EXERCISE DESCRIPTION
Looking at the listing beneath, work out how many lines hold "Friday" and report only that figure.

Saved data entries

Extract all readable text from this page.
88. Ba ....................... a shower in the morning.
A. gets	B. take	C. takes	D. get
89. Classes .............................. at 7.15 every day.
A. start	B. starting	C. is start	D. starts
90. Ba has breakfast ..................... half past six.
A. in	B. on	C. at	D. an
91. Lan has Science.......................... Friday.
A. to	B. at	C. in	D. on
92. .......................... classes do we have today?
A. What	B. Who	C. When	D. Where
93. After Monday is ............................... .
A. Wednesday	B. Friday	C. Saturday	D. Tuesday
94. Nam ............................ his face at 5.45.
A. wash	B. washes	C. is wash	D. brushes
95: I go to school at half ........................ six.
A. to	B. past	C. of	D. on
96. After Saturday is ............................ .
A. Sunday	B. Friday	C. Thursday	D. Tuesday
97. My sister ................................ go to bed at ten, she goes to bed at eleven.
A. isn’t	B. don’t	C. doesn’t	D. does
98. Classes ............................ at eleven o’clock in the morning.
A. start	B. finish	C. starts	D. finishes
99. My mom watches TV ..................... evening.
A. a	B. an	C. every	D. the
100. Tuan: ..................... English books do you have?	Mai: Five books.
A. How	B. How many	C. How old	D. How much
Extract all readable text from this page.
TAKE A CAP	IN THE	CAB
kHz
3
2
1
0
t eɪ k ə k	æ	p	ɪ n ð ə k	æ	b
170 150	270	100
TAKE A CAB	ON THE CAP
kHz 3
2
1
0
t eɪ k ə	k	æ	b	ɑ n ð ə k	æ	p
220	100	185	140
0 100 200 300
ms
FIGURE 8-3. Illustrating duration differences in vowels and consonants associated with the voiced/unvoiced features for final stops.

RESULT FOR THIS EXERCISE
3